Entries from a dataset
+++++
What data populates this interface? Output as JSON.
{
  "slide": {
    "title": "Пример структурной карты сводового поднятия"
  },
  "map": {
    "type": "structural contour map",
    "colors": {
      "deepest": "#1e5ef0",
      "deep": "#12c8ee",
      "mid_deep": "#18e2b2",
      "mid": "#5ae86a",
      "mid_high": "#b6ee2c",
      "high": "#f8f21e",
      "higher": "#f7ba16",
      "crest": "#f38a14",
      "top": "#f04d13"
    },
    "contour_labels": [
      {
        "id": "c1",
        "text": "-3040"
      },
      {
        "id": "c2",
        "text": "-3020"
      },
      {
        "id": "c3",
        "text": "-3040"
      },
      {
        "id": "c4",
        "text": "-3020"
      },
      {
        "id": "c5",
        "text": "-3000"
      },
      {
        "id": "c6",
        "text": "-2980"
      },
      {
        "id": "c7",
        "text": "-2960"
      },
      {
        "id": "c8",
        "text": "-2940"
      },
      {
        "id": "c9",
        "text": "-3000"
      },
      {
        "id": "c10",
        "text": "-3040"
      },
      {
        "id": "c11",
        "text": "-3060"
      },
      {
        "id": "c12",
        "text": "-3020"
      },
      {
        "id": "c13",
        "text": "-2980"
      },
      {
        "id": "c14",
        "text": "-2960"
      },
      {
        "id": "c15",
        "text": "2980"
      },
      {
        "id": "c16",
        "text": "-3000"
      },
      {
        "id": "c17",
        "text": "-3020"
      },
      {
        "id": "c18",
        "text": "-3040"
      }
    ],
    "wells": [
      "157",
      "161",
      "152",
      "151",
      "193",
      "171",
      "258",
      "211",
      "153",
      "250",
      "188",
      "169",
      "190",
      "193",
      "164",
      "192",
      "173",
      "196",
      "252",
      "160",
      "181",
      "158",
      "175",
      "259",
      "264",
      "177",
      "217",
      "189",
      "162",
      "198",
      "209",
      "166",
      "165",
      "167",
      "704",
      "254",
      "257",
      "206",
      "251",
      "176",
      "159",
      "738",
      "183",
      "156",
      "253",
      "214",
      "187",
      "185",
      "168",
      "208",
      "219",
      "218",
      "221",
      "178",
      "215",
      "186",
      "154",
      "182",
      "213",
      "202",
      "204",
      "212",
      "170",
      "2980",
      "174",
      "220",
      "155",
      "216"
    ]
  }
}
+++++
▶ [WHAT IS REQUIRED]
Reproduce the listing shown above in its entirety, exactly.

▶ [WRITTEN RESPONSE]
What data populates this interface? Output as JSON.
{
  "slide": {
    "title": "Пример структурной карты сводового поднятия"
  },
  "map": {
    "type": "structural contour map",
    "colors": {
      "deepest": "#1e5ef0",
      "deep": "#12c8ee",
      "mid_deep": "#18e2b2",
      "mid": "#5ae86a",
      "mid_high": "#b6ee2c",
      "high": "#f8f21e",
      "higher": "#f7ba16",
      "crest": "#f38a14",
      "top": "#f04d13"
    },
    "contour_labels": [
      {
        "id": "c1",
        "text": "-3040"
      },
      {
        "id": "c2",
        "text": "-3020"
      },
      {
        "id": "c3",
        "text": "-3040"
      },
      {
        "id": "c4",
        "text": "-3020"
      },
      {
        "id": "c5",
        "text": "-3000"
      },
      {
        "id": "c6",
        "text": "-2980"
      },
      {
        "id": "c7",
        "text": "-2960"
      },
      {
        "id": "c8",
        "text": "-2940"
      },
      {
        "id": "c9",
        "text": "-3000"
      },
      {
        "id": "c10",
        "text": "-3040"
      },
      {
        "id": "c11",
        "text": "-3060"
      },
      {
        "id": "c12",
        "text": "-3020"
      },
      {
        "id": "c13",
        "text": "-2980"
      },
      {
        "id": "c14",
        "text": "-2960"
      },
      {
        "id": "c15",
        "text": "2980"
      },
      {
        "id": "c16",
        "text": "-3000"
      },
      {
        "id": "c17",
        "text": "-3020"
      },
      {
        "id": "c18",
        "text": "-3040"
      }
    ],
    "wells": [
      "157",
      "161",
      "152",
      "151",
      "193",
      "171",
      "258",
      "211",
      "153",
      "250",
      "188",
      "169",
      "190",
      "193",
      "164",
      "192",
      "173",
      "196",
      "252",
      "160",
      "181",
      "158",
      "175",
      "259",
      "264",
      "177",
      "217",
      "189",
      "162",
      "198",
      "209",
      "166",
      "165",
      "167",
      "704",
      "254",
      "257",
      "206",
      "251",
      "176",
      "159",
      "738",
      "183",
      "156",
      "253",
      "214",
      "187",
      "185",
      "168",
      "208",
      "219",
      "218",
      "221",
      "178",
      "215",
      "186",
      "154",
      "182",
      "213",
      "202",
      "204",
      "212",
      "170",
      "2980",
      "174",
      "220",
      "155",
      "216"
    ]
  }
}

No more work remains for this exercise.